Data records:
::::::::
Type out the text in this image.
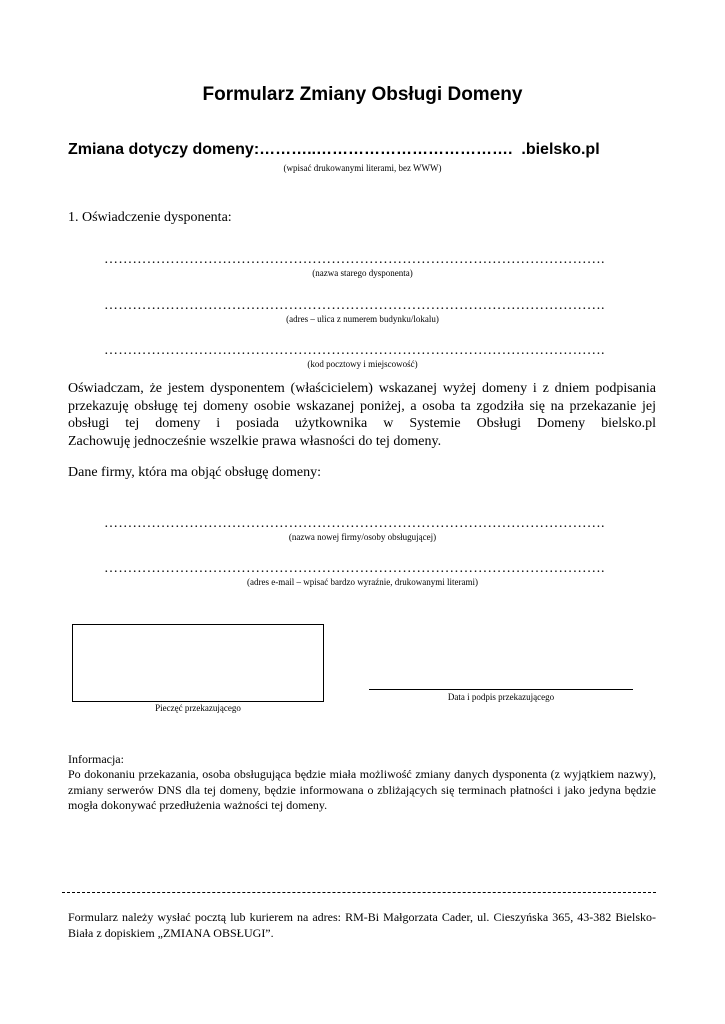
Formularz Zmiany Obsługi Domeny
Zmiana dotyczy domeny:………..………………………………. .bielsko.pl
(wpisać drukowanymi literami, bez WWW)
1. Oświadczenie dysponenta:
…………………………………………………………………………………………….
(nazwa starego dysponenta)
…………………………………………………………………………………………….
(adres – ulica z numerem budynku/lokalu)
…………………………………………………………………………………………….
(kod pocztowy i miejscowość)
Oświadczam, że jestem dysponentem (właścicielem) wskazanej wyżej domeny i z dniem podpisania przekazuję obsługę tej domeny osobie wskazanej poniżej, a osoba ta zgodziła się na przekazanie jej obsługi tej domeny i posiada użytkownika w Systemie Obsługi Domeny bielsko.pl
Zachowuję jednocześnie wszelkie prawa własności do tej domeny.
Dane firmy, która ma objąć obsługę domeny:
…………………………………………………………………………………………….
(nazwa nowej firmy/osoby obsługującej)
…………………………………………………………………………………………….
(adres e-mail – wpisać bardzo wyraźnie, drukowanymi literami)
Pieczęć przekazującego
Data i podpis przekazującego
Informacja:
Po dokonaniu przekazania, osoba obsługująca będzie miała możliwość zmiany danych dysponenta (z wyjątkiem nazwy), zmiany serwerów DNS dla tej domeny, będzie informowana o zbliżających się terminach płatności i jako jedyna będzie mogła dokonywać przedłużenia ważności tej domeny.
Formularz należy wysłać pocztą lub kurierem na adres: RM-Bi Małgorzata Cader, ul. Cieszyńska 365, 43-382 Bielsko-Biała z dopiskiem „ZMIANA OBSŁUGI”.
::::::::
## What the task requires
Verbatim reproduction of every record is required; images are left out.

## Answer to this problem
Type out the text in this image.
Formularz Zmiany Obsługi Domeny
Zmiana dotyczy domeny:………..………………………………. .bielsko.pl
(wpisać drukowanymi literami, bez WWW)
1. Oświadczenie dysponenta:
…………………………………………………………………………………………….
(nazwa starego dysponenta)
…………………………………………………………………………………………….
(adres – ulica z numerem budynku/lokalu)
…………………………………………………………………………………………….
(kod pocztowy i miejscowość)
Oświadczam, że jestem dysponentem (właścicielem) wskazanej wyżej domeny i z dniem podpisania przekazuję obsługę tej domeny osobie wskazanej poniżej, a osoba ta zgodziła się na przekazanie jej obsługi tej domeny i posiada użytkownika w Systemie Obsługi Domeny bielsko.pl
Zachowuję jednocześnie wszelkie prawa własności do tej domeny.
Dane firmy, która ma objąć obsługę domeny:
…………………………………………………………………………………………….
(nazwa nowej firmy/osoby obsługującej)
…………………………………………………………………………………………….
(adres e-mail – wpisać bardzo wyraźnie, drukowanymi literami)
Pieczęć przekazującego
Data i podpis przekazującego
Informacja:
Po dokonaniu przekazania, osoba obsługująca będzie miała możliwość zmiany danych dysponenta (z wyjątkiem nazwy), zmiany serwerów DNS dla tej domeny, będzie informowana o zbliżających się terminach płatności i jako jedyna będzie mogła dokonywać przedłużenia ważności tej domeny.
Formularz należy wysłać pocztą lub kurierem na adres: RM-Bi Małgorzata Cader, ul. Cieszyńska 365, 43-382 Bielsko-Biała z dopiskiem „ZMIANA OBSŁUGI”.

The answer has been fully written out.